Within the material below, find each line bearing the word "الحكم" and present it.

(Stored entries)
___
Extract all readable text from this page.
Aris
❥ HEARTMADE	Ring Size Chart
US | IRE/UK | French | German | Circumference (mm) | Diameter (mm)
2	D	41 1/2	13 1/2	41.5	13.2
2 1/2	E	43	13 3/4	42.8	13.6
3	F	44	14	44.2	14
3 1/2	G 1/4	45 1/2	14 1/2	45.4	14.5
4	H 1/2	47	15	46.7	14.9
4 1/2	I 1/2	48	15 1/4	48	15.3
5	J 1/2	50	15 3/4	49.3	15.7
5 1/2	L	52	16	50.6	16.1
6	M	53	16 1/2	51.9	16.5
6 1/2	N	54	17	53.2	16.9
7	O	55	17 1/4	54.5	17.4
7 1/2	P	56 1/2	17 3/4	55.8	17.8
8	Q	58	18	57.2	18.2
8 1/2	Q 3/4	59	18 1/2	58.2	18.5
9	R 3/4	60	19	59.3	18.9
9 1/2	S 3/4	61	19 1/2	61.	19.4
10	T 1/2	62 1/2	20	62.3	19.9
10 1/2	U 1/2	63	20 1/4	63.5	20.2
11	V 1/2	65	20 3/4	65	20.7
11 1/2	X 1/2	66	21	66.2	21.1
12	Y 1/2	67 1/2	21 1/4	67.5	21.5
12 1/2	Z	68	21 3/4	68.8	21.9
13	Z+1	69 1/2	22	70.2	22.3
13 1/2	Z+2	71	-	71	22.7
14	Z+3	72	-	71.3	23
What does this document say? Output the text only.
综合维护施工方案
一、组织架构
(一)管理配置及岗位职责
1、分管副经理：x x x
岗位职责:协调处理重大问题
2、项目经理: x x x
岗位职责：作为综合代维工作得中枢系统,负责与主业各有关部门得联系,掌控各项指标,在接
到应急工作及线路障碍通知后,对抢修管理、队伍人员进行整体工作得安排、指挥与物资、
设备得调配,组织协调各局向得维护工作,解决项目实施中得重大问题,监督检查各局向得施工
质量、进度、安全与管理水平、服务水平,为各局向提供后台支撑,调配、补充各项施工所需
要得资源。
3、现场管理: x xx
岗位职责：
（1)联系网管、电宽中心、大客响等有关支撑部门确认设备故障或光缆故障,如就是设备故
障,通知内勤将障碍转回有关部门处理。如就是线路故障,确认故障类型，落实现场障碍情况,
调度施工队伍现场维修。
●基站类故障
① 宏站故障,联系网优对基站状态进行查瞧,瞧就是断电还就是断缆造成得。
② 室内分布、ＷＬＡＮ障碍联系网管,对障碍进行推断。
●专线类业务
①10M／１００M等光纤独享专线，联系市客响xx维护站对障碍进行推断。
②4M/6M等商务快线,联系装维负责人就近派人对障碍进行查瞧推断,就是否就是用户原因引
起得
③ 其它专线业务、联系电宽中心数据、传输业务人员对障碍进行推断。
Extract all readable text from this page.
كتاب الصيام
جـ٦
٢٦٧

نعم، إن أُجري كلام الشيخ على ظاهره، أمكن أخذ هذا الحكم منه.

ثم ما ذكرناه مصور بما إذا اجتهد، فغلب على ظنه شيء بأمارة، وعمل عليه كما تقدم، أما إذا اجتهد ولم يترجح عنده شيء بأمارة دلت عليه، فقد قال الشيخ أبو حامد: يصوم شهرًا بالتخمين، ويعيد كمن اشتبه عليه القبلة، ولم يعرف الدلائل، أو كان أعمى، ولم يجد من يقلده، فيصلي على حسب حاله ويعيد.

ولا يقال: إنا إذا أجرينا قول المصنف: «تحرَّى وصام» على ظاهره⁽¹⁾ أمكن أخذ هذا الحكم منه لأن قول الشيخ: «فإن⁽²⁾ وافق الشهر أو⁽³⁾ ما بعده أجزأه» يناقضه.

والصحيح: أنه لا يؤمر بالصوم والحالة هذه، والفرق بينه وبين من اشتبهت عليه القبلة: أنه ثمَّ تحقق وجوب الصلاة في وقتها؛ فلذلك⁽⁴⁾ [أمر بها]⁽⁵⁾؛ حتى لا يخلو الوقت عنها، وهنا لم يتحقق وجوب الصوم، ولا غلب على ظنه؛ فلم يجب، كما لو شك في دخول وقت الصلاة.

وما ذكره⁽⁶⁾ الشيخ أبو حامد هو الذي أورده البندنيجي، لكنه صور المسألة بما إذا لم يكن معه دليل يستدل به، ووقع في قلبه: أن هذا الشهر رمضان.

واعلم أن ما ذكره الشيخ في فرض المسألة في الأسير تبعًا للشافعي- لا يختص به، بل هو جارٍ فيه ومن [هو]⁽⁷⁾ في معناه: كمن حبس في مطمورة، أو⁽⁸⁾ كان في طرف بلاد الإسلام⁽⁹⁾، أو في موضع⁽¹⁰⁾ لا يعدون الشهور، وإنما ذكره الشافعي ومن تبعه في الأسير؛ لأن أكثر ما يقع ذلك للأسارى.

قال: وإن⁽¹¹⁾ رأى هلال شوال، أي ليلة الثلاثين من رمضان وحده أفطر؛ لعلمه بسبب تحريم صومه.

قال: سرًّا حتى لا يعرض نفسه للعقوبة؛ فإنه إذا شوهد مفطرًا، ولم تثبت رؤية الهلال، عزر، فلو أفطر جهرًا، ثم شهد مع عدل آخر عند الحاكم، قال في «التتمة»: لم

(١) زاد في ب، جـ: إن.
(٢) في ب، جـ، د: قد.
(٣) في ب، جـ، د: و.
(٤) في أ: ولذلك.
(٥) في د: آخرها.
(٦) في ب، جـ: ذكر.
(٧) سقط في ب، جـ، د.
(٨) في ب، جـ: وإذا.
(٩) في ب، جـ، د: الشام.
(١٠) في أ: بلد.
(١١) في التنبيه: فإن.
___
Result for this exercise:
نعم، إن أُجري كلام الشيخ على ظاهره، أمكن أخذ هذا الحكم منه.
ولا يقال: إنا إذا أجرينا قول المصنف: «تحرَّى وصام» على ظاهره⁽¹⁾ أمكن أخذ هذا الحكم منه لأن قول الشيخ: «فإن⁽²⁾ وافق الشهر أو⁽³⁾ ما بعده أجزأه» يناقضه.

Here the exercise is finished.